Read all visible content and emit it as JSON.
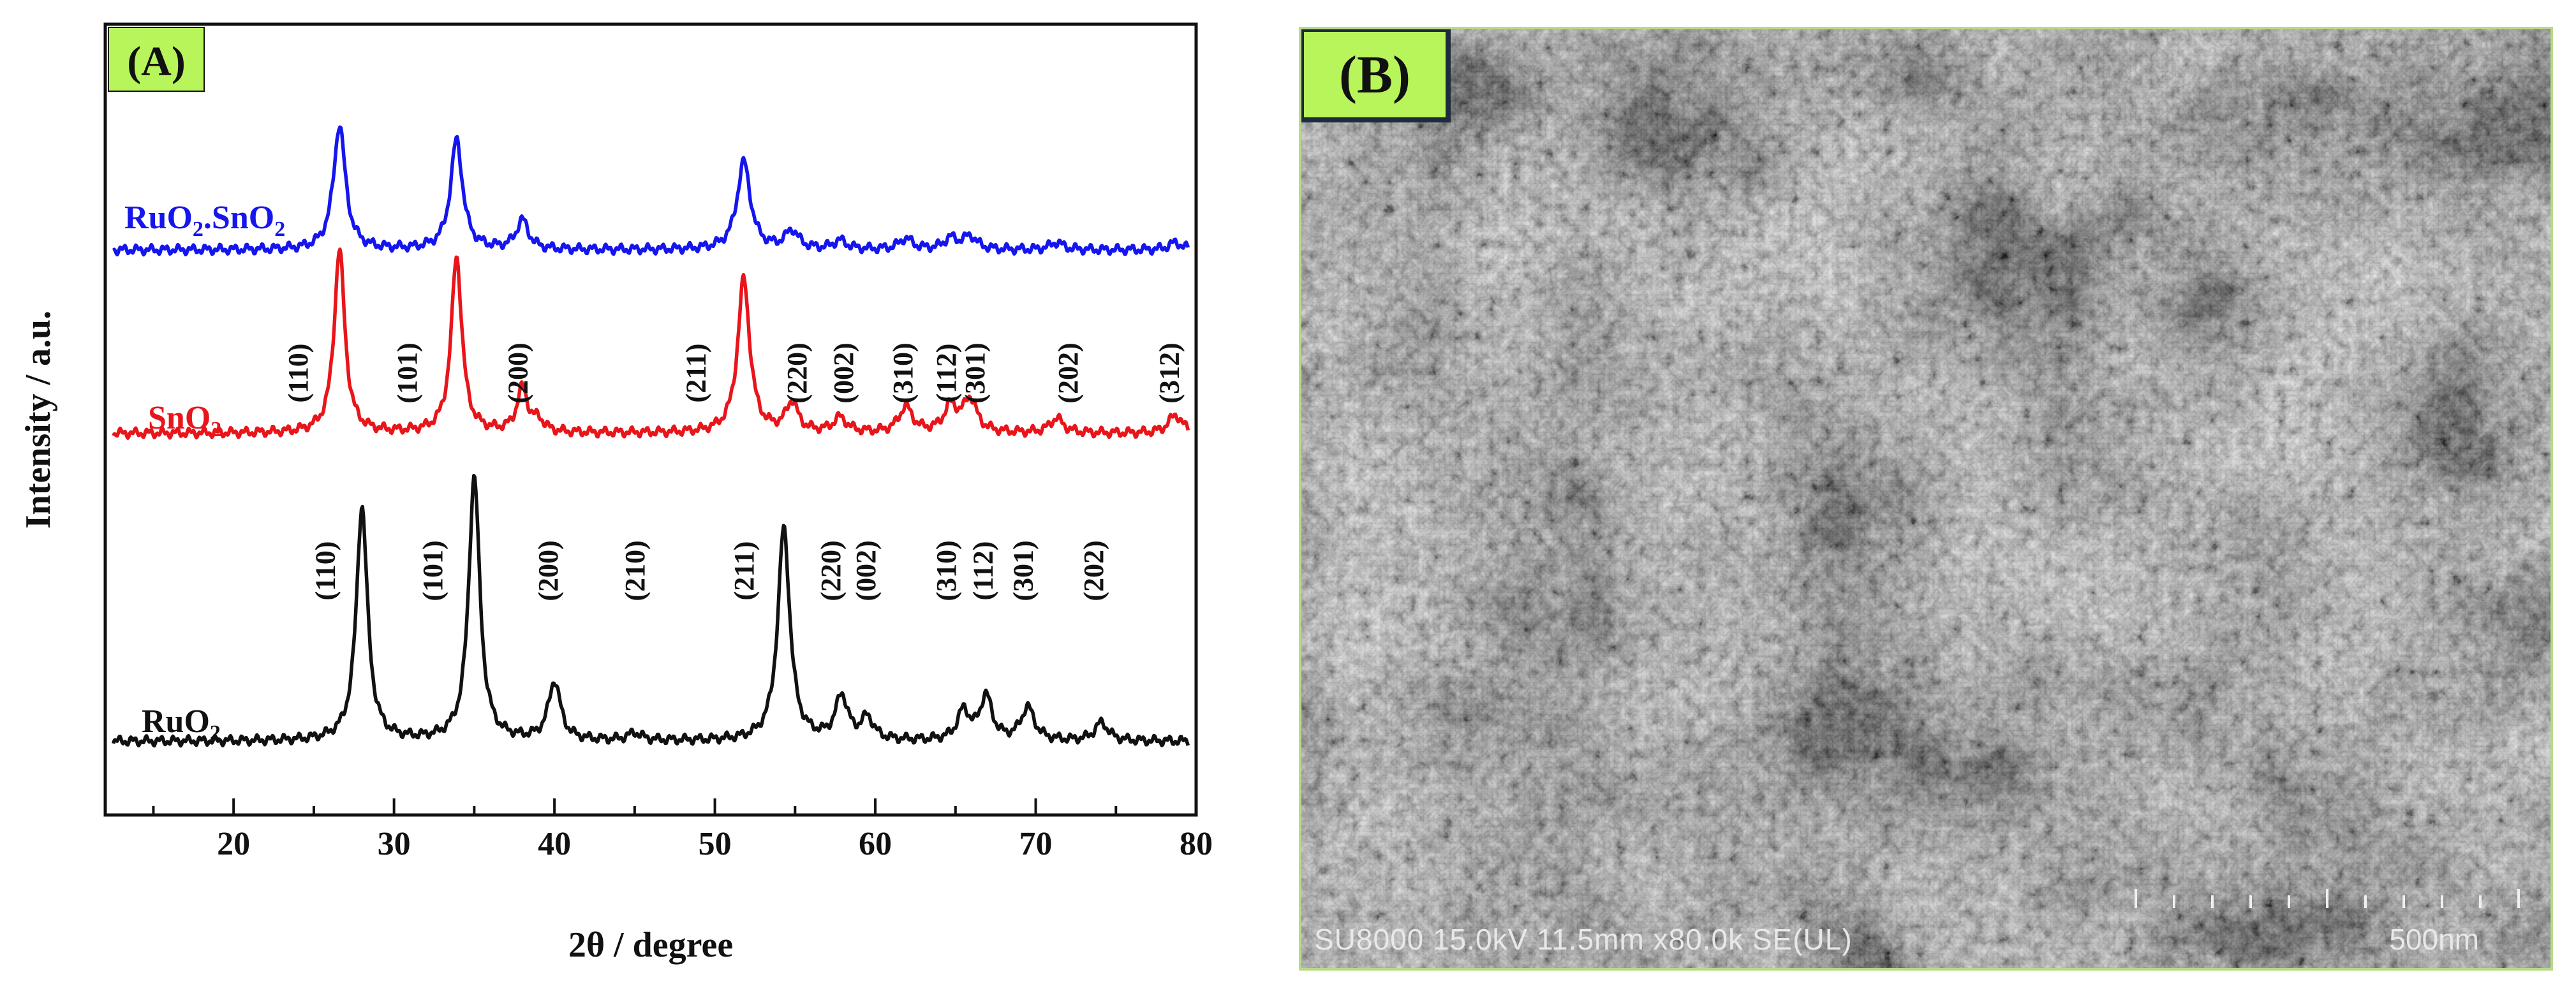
{
  "chart_data": {
    "type": "line",
    "panel_label": "(A)",
    "xlabel": "2θ / degree",
    "ylabel": "Intensity / a.u.",
    "xlim": [
      12,
      80
    ],
    "xticks": [
      20,
      30,
      40,
      50,
      60,
      70,
      80
    ],
    "yticks_shown": false,
    "series": [
      {
        "name": "RuO2.SnO2",
        "label_main": "RuO",
        "label_sub1": "2",
        "label_mid": ".SnO",
        "label_sub2": "2",
        "color": "#1515ee",
        "baseline": 0.74,
        "peaks": [
          [
            26.6,
            0.17,
            0.45
          ],
          [
            33.9,
            0.15,
            0.45
          ],
          [
            38.0,
            0.04,
            0.45
          ],
          [
            51.8,
            0.12,
            0.5
          ],
          [
            54.8,
            0.025,
            0.5
          ],
          [
            57.8,
            0.012,
            0.5
          ],
          [
            61.9,
            0.015,
            0.5
          ],
          [
            64.7,
            0.015,
            0.5
          ],
          [
            65.9,
            0.018,
            0.5
          ],
          [
            71.3,
            0.01,
            0.5
          ],
          [
            78.7,
            0.01,
            0.5
          ]
        ],
        "annotations": []
      },
      {
        "name": "SnO2",
        "label_main": "SnO",
        "label_sub1": "2",
        "label_mid": "",
        "label_sub2": "",
        "color": "#e8151b",
        "baseline": 0.49,
        "peaks": [
          [
            26.6,
            0.25,
            0.4
          ],
          [
            33.9,
            0.24,
            0.4
          ],
          [
            38.0,
            0.06,
            0.4
          ],
          [
            39.0,
            0.015,
            0.4
          ],
          [
            51.8,
            0.21,
            0.45
          ],
          [
            54.8,
            0.04,
            0.45
          ],
          [
            57.8,
            0.02,
            0.5
          ],
          [
            61.9,
            0.035,
            0.5
          ],
          [
            64.7,
            0.035,
            0.5
          ],
          [
            65.9,
            0.045,
            0.5
          ],
          [
            71.3,
            0.02,
            0.5
          ],
          [
            78.7,
            0.025,
            0.5
          ]
        ],
        "annotations": [
          {
            "x": 24.2,
            "text": "(110)"
          },
          {
            "x": 31.0,
            "text": "(101)"
          },
          {
            "x": 37.9,
            "text": "(200)"
          },
          {
            "x": 49.0,
            "text": "(211)"
          },
          {
            "x": 55.3,
            "text": "(220)"
          },
          {
            "x": 58.2,
            "text": "(002)"
          },
          {
            "x": 61.9,
            "text": "(310)"
          },
          {
            "x": 64.6,
            "text": "(112)"
          },
          {
            "x": 66.4,
            "text": "(301)"
          },
          {
            "x": 72.2,
            "text": "(202)"
          },
          {
            "x": 78.5,
            "text": "(312)"
          }
        ]
      },
      {
        "name": "RuO2",
        "label_main": "RuO",
        "label_sub1": "2",
        "label_mid": "",
        "label_sub2": "",
        "color": "#111111",
        "baseline": 0.07,
        "peaks": [
          [
            28.0,
            0.32,
            0.42
          ],
          [
            35.0,
            0.36,
            0.42
          ],
          [
            40.0,
            0.08,
            0.45
          ],
          [
            45.0,
            0.01,
            0.5
          ],
          [
            54.3,
            0.29,
            0.45
          ],
          [
            57.9,
            0.06,
            0.45
          ],
          [
            59.5,
            0.03,
            0.45
          ],
          [
            65.5,
            0.04,
            0.45
          ],
          [
            66.9,
            0.06,
            0.45
          ],
          [
            69.5,
            0.045,
            0.5
          ],
          [
            74.1,
            0.025,
            0.5
          ]
        ],
        "annotations": [
          {
            "x": 25.9,
            "text": "(110)"
          },
          {
            "x": 32.6,
            "text": "(101)"
          },
          {
            "x": 39.8,
            "text": "(200)"
          },
          {
            "x": 45.2,
            "text": "(210)"
          },
          {
            "x": 52.0,
            "text": "(211)"
          },
          {
            "x": 57.4,
            "text": "(220)"
          },
          {
            "x": 59.6,
            "text": "(002)"
          },
          {
            "x": 64.6,
            "text": "(310)"
          },
          {
            "x": 66.9,
            "text": "(112)"
          },
          {
            "x": 69.4,
            "text": "(301)"
          },
          {
            "x": 73.8,
            "text": "(202)"
          }
        ]
      }
    ]
  },
  "sem_image": {
    "panel_label": "(B)",
    "info_text": "SU8000 15.0kV 11.5mm x80.0k SE(UL)",
    "scale_label": "500nm",
    "background_color": "#6b6b6b",
    "frame_color": "#b9d98a",
    "label_bg_color": "#b8f55a"
  }
}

━━━━━━━━

Exclude the pictures, and transcribe all of the material exactly.

Read all visible content and emit it as JSON.
{
  "chart_data": {
    "type": "line",
    "panel_label": "(A)",
    "xlabel": "2θ / degree",
    "ylabel": "Intensity / a.u.",
    "xlim": [
      12,
      80
    ],
    "xticks": [
      20,
      30,
      40,
      50,
      60,
      70,
      80
    ],
    "yticks_shown": false,
    "series": [
      {
        "name": "RuO2.SnO2",
        "label_main": "RuO",
        "label_sub1": "2",
        "label_mid": ".SnO",
        "label_sub2": "2",
        "color": "#1515ee",
        "baseline": 0.74,
        "peaks": [
          [
            26.6,
            0.17,
            0.45
          ],
          [
            33.9,
            0.15,
            0.45
          ],
          [
            38.0,
            0.04,
            0.45
          ],
          [
            51.8,
            0.12,
            0.5
          ],
          [
            54.8,
            0.025,
            0.5
          ],
          [
            57.8,
            0.012,
            0.5
          ],
          [
            61.9,
            0.015,
            0.5
          ],
          [
            64.7,
            0.015,
            0.5
          ],
          [
            65.9,
            0.018,
            0.5
          ],
          [
            71.3,
            0.01,
            0.5
          ],
          [
            78.7,
            0.01,
            0.5
          ]
        ],
        "annotations": []
      },
      {
        "name": "SnO2",
        "label_main": "SnO",
        "label_sub1": "2",
        "label_mid": "",
        "label_sub2": "",
        "color": "#e8151b",
        "baseline": 0.49,
        "peaks": [
          [
            26.6,
            0.25,
            0.4
          ],
          [
            33.9,
            0.24,
            0.4
          ],
          [
            38.0,
            0.06,
            0.4
          ],
          [
            39.0,
            0.015,
            0.4
          ],
          [
            51.8,
            0.21,
            0.45
          ],
          [
            54.8,
            0.04,
            0.45
          ],
          [
            57.8,
            0.02,
            0.5
          ],
          [
            61.9,
            0.035,
            0.5
          ],
          [
            64.7,
            0.035,
            0.5
          ],
          [
            65.9,
            0.045,
            0.5
          ],
          [
            71.3,
            0.02,
            0.5
          ],
          [
            78.7,
            0.025,
            0.5
          ]
        ],
        "annotations": [
          {
            "x": 24.2,
            "text": "(110)"
          },
          {
            "x": 31.0,
            "text": "(101)"
          },
          {
            "x": 37.9,
            "text": "(200)"
          },
          {
            "x": 49.0,
            "text": "(211)"
          },
          {
            "x": 55.3,
            "text": "(220)"
          },
          {
            "x": 58.2,
            "text": "(002)"
          },
          {
            "x": 61.9,
            "text": "(310)"
          },
          {
            "x": 64.6,
            "text": "(112)"
          },
          {
            "x": 66.4,
            "text": "(301)"
          },
          {
            "x": 72.2,
            "text": "(202)"
          },
          {
            "x": 78.5,
            "text": "(312)"
          }
        ]
      },
      {
        "name": "RuO2",
        "label_main": "RuO",
        "label_sub1": "2",
        "label_mid": "",
        "label_sub2": "",
        "color": "#111111",
        "baseline": 0.07,
        "peaks": [
          [
            28.0,
            0.32,
            0.42
          ],
          [
            35.0,
            0.36,
            0.42
          ],
          [
            40.0,
            0.08,
            0.45
          ],
          [
            45.0,
            0.01,
            0.5
          ],
          [
            54.3,
            0.29,
            0.45
          ],
          [
            57.9,
            0.06,
            0.45
          ],
          [
            59.5,
            0.03,
            0.45
          ],
          [
            65.5,
            0.04,
            0.45
          ],
          [
            66.9,
            0.06,
            0.45
          ],
          [
            69.5,
            0.045,
            0.5
          ],
          [
            74.1,
            0.025,
            0.5
          ]
        ],
        "annotations": [
          {
            "x": 25.9,
            "text": "(110)"
          },
          {
            "x": 32.6,
            "text": "(101)"
          },
          {
            "x": 39.8,
            "text": "(200)"
          },
          {
            "x": 45.2,
            "text": "(210)"
          },
          {
            "x": 52.0,
            "text": "(211)"
          },
          {
            "x": 57.4,
            "text": "(220)"
          },
          {
            "x": 59.6,
            "text": "(002)"
          },
          {
            "x": 64.6,
            "text": "(310)"
          },
          {
            "x": 66.9,
            "text": "(112)"
          },
          {
            "x": 69.4,
            "text": "(301)"
          },
          {
            "x": 73.8,
            "text": "(202)"
          }
        ]
      }
    ]
  },
  "sem_image": {
    "panel_label": "(B)",
    "info_text": "SU8000 15.0kV 11.5mm x80.0k SE(UL)",
    "scale_label": "500nm",
    "background_color": "#6b6b6b",
    "frame_color": "#b9d98a",
    "label_bg_color": "#b8f55a"
  }
}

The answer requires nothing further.